Data extracted from a collection:
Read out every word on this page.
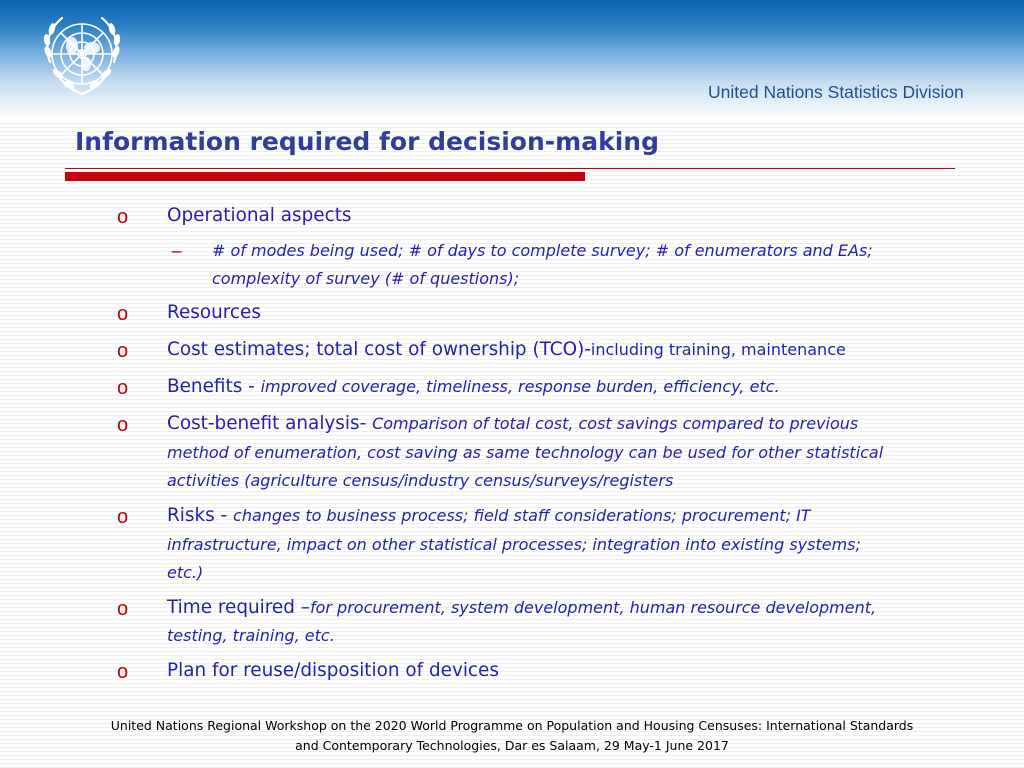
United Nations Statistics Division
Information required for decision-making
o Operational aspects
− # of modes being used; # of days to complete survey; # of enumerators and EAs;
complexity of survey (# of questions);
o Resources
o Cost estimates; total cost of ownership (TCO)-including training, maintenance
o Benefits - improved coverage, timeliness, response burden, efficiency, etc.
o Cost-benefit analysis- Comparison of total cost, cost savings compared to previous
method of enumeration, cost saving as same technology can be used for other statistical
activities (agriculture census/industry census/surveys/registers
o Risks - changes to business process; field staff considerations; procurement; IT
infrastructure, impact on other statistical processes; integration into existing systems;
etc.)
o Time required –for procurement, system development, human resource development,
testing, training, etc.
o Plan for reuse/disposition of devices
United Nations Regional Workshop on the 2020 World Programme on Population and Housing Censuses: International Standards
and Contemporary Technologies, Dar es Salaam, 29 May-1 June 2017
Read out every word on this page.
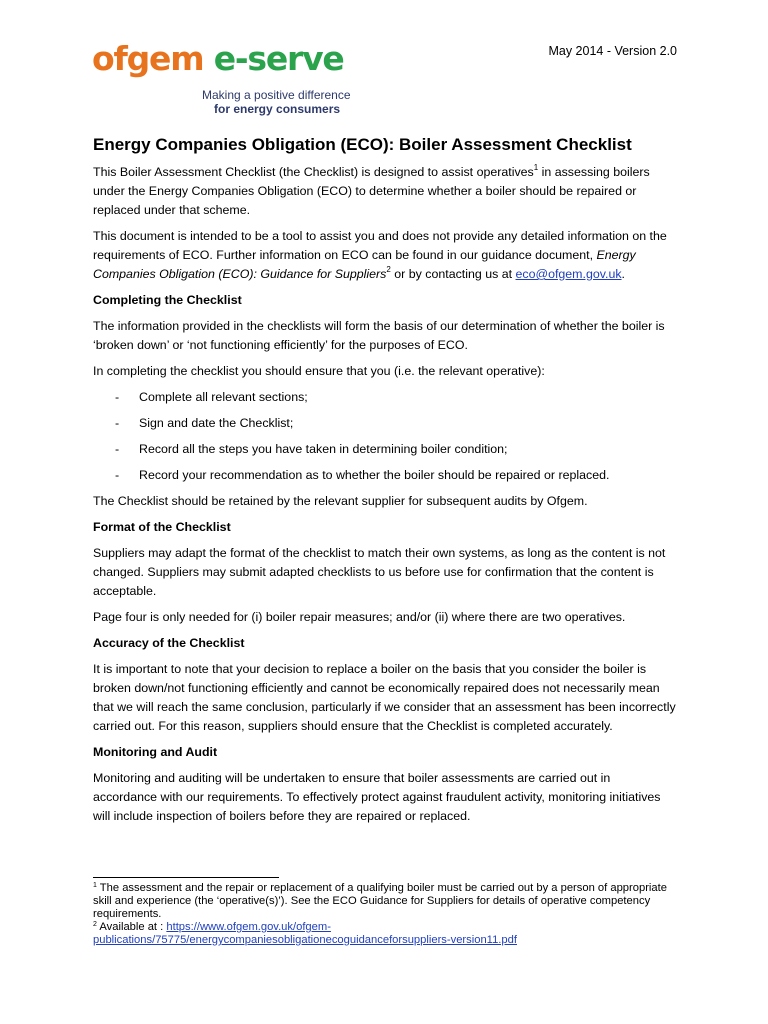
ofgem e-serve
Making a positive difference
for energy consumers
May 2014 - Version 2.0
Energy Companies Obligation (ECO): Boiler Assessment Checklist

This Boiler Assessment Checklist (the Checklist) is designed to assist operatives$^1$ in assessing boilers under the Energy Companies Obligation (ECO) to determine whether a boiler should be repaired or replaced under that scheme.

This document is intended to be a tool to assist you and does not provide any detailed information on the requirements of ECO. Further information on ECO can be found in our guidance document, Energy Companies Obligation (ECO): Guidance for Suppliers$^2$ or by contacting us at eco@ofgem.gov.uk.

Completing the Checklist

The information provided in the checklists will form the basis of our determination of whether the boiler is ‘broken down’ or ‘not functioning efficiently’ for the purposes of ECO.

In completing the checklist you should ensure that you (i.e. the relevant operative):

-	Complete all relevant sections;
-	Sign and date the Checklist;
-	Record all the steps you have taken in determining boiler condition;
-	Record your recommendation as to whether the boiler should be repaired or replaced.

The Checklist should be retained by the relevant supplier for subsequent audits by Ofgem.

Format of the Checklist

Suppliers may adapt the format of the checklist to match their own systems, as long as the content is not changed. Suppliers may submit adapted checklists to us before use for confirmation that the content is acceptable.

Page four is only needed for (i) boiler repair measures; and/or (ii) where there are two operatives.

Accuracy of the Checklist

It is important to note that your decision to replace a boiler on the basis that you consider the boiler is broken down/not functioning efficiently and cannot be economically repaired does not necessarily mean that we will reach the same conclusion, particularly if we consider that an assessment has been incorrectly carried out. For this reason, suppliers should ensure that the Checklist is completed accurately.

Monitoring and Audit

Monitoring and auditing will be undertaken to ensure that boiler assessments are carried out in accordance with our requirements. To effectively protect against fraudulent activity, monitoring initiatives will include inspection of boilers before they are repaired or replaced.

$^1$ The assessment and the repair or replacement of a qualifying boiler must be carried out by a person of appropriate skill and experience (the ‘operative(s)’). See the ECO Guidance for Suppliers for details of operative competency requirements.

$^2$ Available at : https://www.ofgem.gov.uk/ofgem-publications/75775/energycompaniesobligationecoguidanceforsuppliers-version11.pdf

BRIEF: Identify each line containing the string "systems" and copy it out.

EXERCISE RESULT:
infrastructure, impact on other statistical processes; integration into existing systems;
Suppliers may adapt the format of the checklist to match their own systems, as long as the content is not changed. Suppliers may submit adapted checklists to us before use for confirmation that the content is acceptable.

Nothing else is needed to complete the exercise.